> GIVEN REQUEST: Every line of the records must be repeated exactly; pictures stay out.

> TASK DATA:
==================================================

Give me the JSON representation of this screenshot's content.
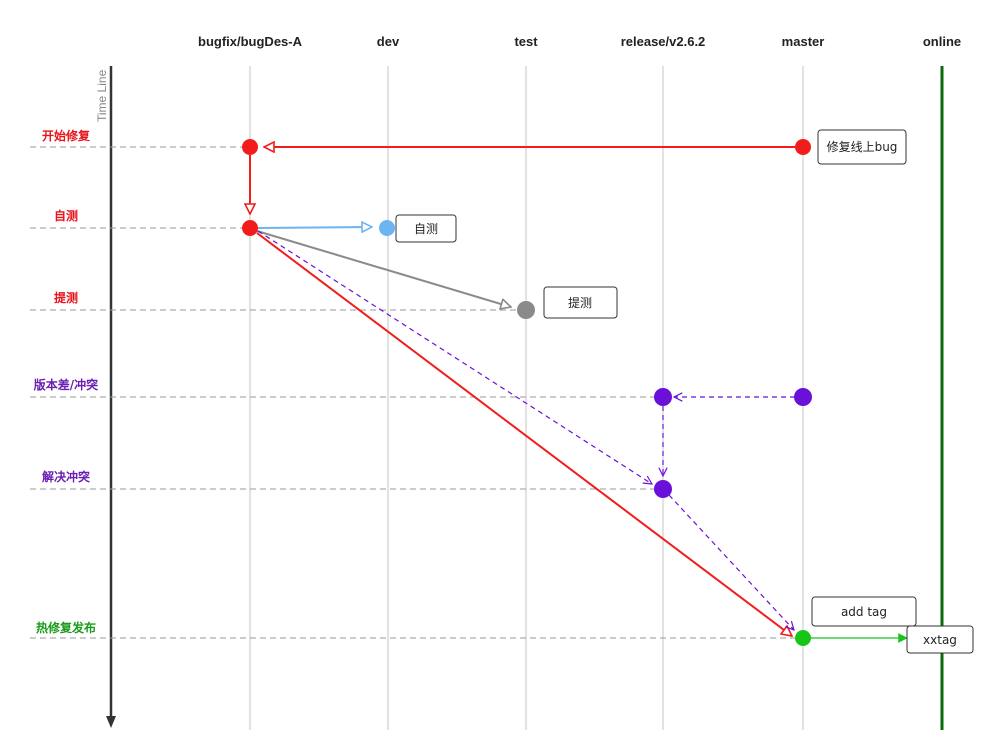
{
  "branches": [
    "bugfix/bugDes-A",
    "dev",
    "test",
    "release/v2.6.2",
    "master",
    "online"
  ],
  "axis_label": "Time Line",
  "steps": [
    {
      "label": "开始修复",
      "color": "#e8141b"
    },
    {
      "label": "自测",
      "color": "#e8141b"
    },
    {
      "label": "提测",
      "color": "#e8141b"
    },
    {
      "label": "版本差/冲突",
      "color": "#6a1fb0"
    },
    {
      "label": "解决冲突",
      "color": "#6a1fb0"
    },
    {
      "label": "热修复发布",
      "color": "#1a9a1a"
    }
  ],
  "notes": {
    "fix_online_bug": "修复线上bug",
    "self_test": "自测",
    "submit_test": "提测",
    "add_tag": "add tag",
    "xxtag": "xxtag"
  },
  "colors": {
    "red": "#f21c1c",
    "blue": "#6cb4f2",
    "gray": "#8a8a8a",
    "purple": "#6a10d8",
    "green": "#19c419",
    "online_line": "#0a6b0a"
  }
}
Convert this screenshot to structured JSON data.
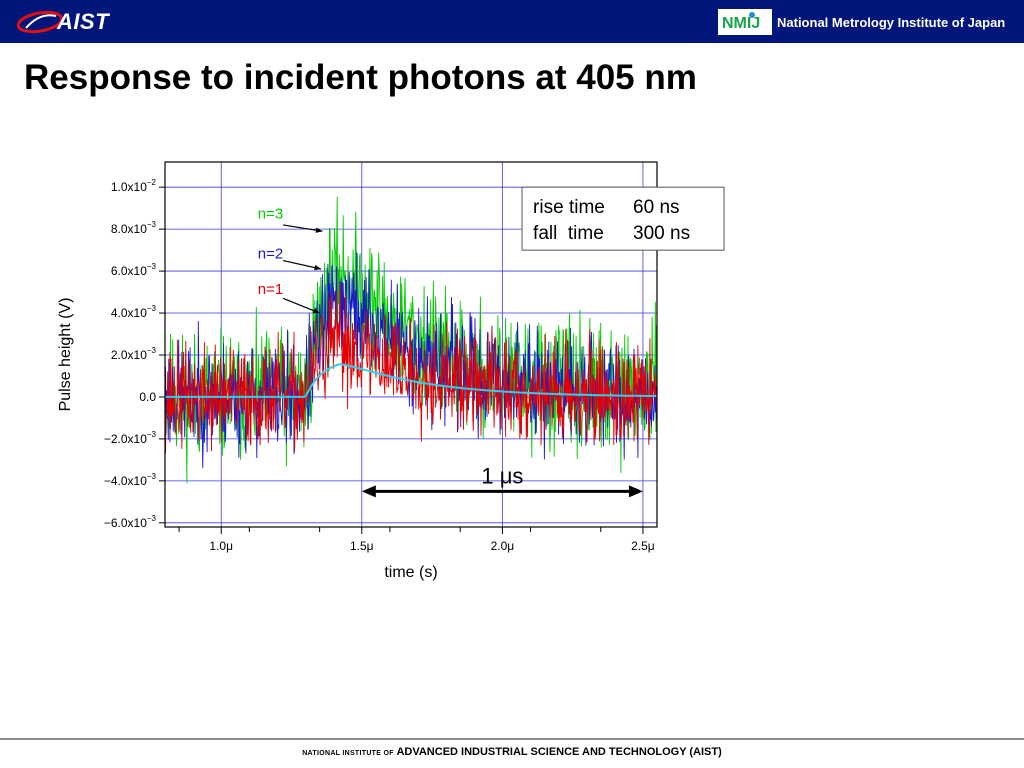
{
  "header": {
    "logo_text": "AIST",
    "nmij_logo_text": "NMIJ",
    "org_name": "National Metrology Institute of Japan",
    "background_color": "#00167a"
  },
  "slide": {
    "title": "Response to incident photons at 405 nm"
  },
  "chart_data": {
    "type": "line",
    "xlabel": "time (s)",
    "ylabel": "Pulse height (V)",
    "xlim": [
      0.8,
      2.55
    ],
    "ylim": [
      -0.0062,
      0.0112
    ],
    "x_ticks": [
      {
        "value": 1.0,
        "label": "1.0μ"
      },
      {
        "value": 1.5,
        "label": "1.5μ"
      },
      {
        "value": 2.0,
        "label": "2.0μ"
      },
      {
        "value": 2.5,
        "label": "2.5μ"
      }
    ],
    "y_ticks": [
      {
        "value": 0.01,
        "mant": "1.0x10",
        "exp": "−2"
      },
      {
        "value": 0.008,
        "mant": "8.0x10",
        "exp": "−3"
      },
      {
        "value": 0.006,
        "mant": "6.0x10",
        "exp": "−3"
      },
      {
        "value": 0.004,
        "mant": "4.0x10",
        "exp": "−3"
      },
      {
        "value": 0.002,
        "mant": "2.0x10",
        "exp": "−3"
      },
      {
        "value": 0.0,
        "mant": "0.0",
        "exp": ""
      },
      {
        "value": -0.002,
        "mant": "−2.0x10",
        "exp": "−3"
      },
      {
        "value": -0.004,
        "mant": "−4.0x10",
        "exp": "−3"
      },
      {
        "value": -0.006,
        "mant": "−6.0x10",
        "exp": "−3"
      }
    ],
    "grid": true,
    "pulse_model": {
      "onset": 1.3,
      "rise_time": 0.06,
      "fall_time": 0.3,
      "peak_time": 1.42
    },
    "series": [
      {
        "name": "n=3",
        "color": "#00cc00",
        "amplitude": 0.0068,
        "noise": 0.0015,
        "seed": 11
      },
      {
        "name": "n=2",
        "color": "#1a1acc",
        "amplitude": 0.0052,
        "noise": 0.0013,
        "seed": 23
      },
      {
        "name": "n=1",
        "color": "#e60000",
        "amplitude": 0.003,
        "noise": 0.0012,
        "seed": 37
      },
      {
        "name": "average",
        "color": "#33ccee",
        "amplitude": 0.0018,
        "noise": 0.0,
        "seed": 0
      }
    ],
    "annotations": [
      {
        "label": "n=3",
        "color": "#00cc00",
        "tx": 1.13,
        "ty": 0.0085,
        "ax": 1.22,
        "ay": 0.0082,
        "bx": 1.36,
        "by": 0.0079
      },
      {
        "label": "n=2",
        "color": "#1a1acc",
        "tx": 1.13,
        "ty": 0.0066,
        "ax": 1.22,
        "ay": 0.0065,
        "bx": 1.355,
        "by": 0.0061
      },
      {
        "label": "n=1",
        "color": "#e60000",
        "tx": 1.13,
        "ty": 0.0049,
        "ax": 1.22,
        "ay": 0.0047,
        "bx": 1.35,
        "by": 0.004
      }
    ],
    "info_box": {
      "line1_label": "rise time",
      "line1_value": "60 ns",
      "line2_label": "fall  time",
      "line2_value": "300 ns"
    },
    "scale_bar": {
      "label": "1 μs",
      "x_start": 1.5,
      "x_end": 2.5,
      "y": -0.0045
    }
  },
  "footer": {
    "small_text": "NATIONAL INSTITUTE OF",
    "main_text": "ADVANCED INDUSTRIAL SCIENCE AND TECHNOLOGY (AIST)"
  }
}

==================================================

> FINAL ANSWER:
Give me the JSON representation of this screenshot's content.
{
  "branches": [
    "bugfix/bugDes-A",
    "dev",
    "test",
    "release/v2.6.2",
    "master",
    "online"
  ],
  "axis_label": "Time Line",
  "steps": [
    {
      "label": "开始修复",
      "color": "#e8141b"
    },
    {
      "label": "自测",
      "color": "#e8141b"
    },
    {
      "label": "提测",
      "color": "#e8141b"
    },
    {
      "label": "版本差/冲突",
      "color": "#6a1fb0"
    },
    {
      "label": "解决冲突",
      "color": "#6a1fb0"
    },
    {
      "label": "热修复发布",
      "color": "#1a9a1a"
    }
  ],
  "notes": {
    "fix_online_bug": "修复线上bug",
    "self_test": "自测",
    "submit_test": "提测",
    "add_tag": "add tag",
    "xxtag": "xxtag"
  },
  "colors": {
    "red": "#f21c1c",
    "blue": "#6cb4f2",
    "gray": "#8a8a8a",
    "purple": "#6a10d8",
    "green": "#19c419",
    "online_line": "#0a6b0a"
  }
}
Convert this screenshot to structured JSON data.
{
  "header": {
    "logo_text": "AIST",
    "nmij_logo_text": "NMIJ",
    "org_name": "National Metrology Institute of Japan",
    "background_color": "#00167a"
  },
  "slide": {
    "title": "Response to incident photons at 405 nm"
  },
  "chart_data": {
    "type": "line",
    "xlabel": "time (s)",
    "ylabel": "Pulse height (V)",
    "xlim": [
      0.8,
      2.55
    ],
    "ylim": [
      -0.0062,
      0.0112
    ],
    "x_ticks": [
      {
        "value": 1.0,
        "label": "1.0μ"
      },
      {
        "value": 1.5,
        "label": "1.5μ"
      },
      {
        "value": 2.0,
        "label": "2.0μ"
      },
      {
        "value": 2.5,
        "label": "2.5μ"
      }
    ],
    "y_ticks": [
      {
        "value": 0.01,
        "mant": "1.0x10",
        "exp": "−2"
      },
      {
        "value": 0.008,
        "mant": "8.0x10",
        "exp": "−3"
      },
      {
        "value": 0.006,
        "mant": "6.0x10",
        "exp": "−3"
      },
      {
        "value": 0.004,
        "mant": "4.0x10",
        "exp": "−3"
      },
      {
        "value": 0.002,
        "mant": "2.0x10",
        "exp": "−3"
      },
      {
        "value": 0.0,
        "mant": "0.0",
        "exp": ""
      },
      {
        "value": -0.002,
        "mant": "−2.0x10",
        "exp": "−3"
      },
      {
        "value": -0.004,
        "mant": "−4.0x10",
        "exp": "−3"
      },
      {
        "value": -0.006,
        "mant": "−6.0x10",
        "exp": "−3"
      }
    ],
    "grid": true,
    "pulse_model": {
      "onset": 1.3,
      "rise_time": 0.06,
      "fall_time": 0.3,
      "peak_time": 1.42
    },
    "series": [
      {
        "name": "n=3",
        "color": "#00cc00",
        "amplitude": 0.0068,
        "noise": 0.0015,
        "seed": 11
      },
      {
        "name": "n=2",
        "color": "#1a1acc",
        "amplitude": 0.0052,
        "noise": 0.0013,
        "seed": 23
      },
      {
        "name": "n=1",
        "color": "#e60000",
        "amplitude": 0.003,
        "noise": 0.0012,
        "seed": 37
      },
      {
        "name": "average",
        "color": "#33ccee",
        "amplitude": 0.0018,
        "noise": 0.0,
        "seed": 0
      }
    ],
    "annotations": [
      {
        "label": "n=3",
        "color": "#00cc00",
        "tx": 1.13,
        "ty": 0.0085,
        "ax": 1.22,
        "ay": 0.0082,
        "bx": 1.36,
        "by": 0.0079
      },
      {
        "label": "n=2",
        "color": "#1a1acc",
        "tx": 1.13,
        "ty": 0.0066,
        "ax": 1.22,
        "ay": 0.0065,
        "bx": 1.355,
        "by": 0.0061
      },
      {
        "label": "n=1",
        "color": "#e60000",
        "tx": 1.13,
        "ty": 0.0049,
        "ax": 1.22,
        "ay": 0.0047,
        "bx": 1.35,
        "by": 0.004
      }
    ],
    "info_box": {
      "line1_label": "rise time",
      "line1_value": "60 ns",
      "line2_label": "fall  time",
      "line2_value": "300 ns"
    },
    "scale_bar": {
      "label": "1 μs",
      "x_start": 1.5,
      "x_end": 2.5,
      "y": -0.0045
    }
  },
  "footer": {
    "small_text": "NATIONAL INSTITUTE OF",
    "main_text": "ADVANCED INDUSTRIAL SCIENCE AND TECHNOLOGY (AIST)"
  }
}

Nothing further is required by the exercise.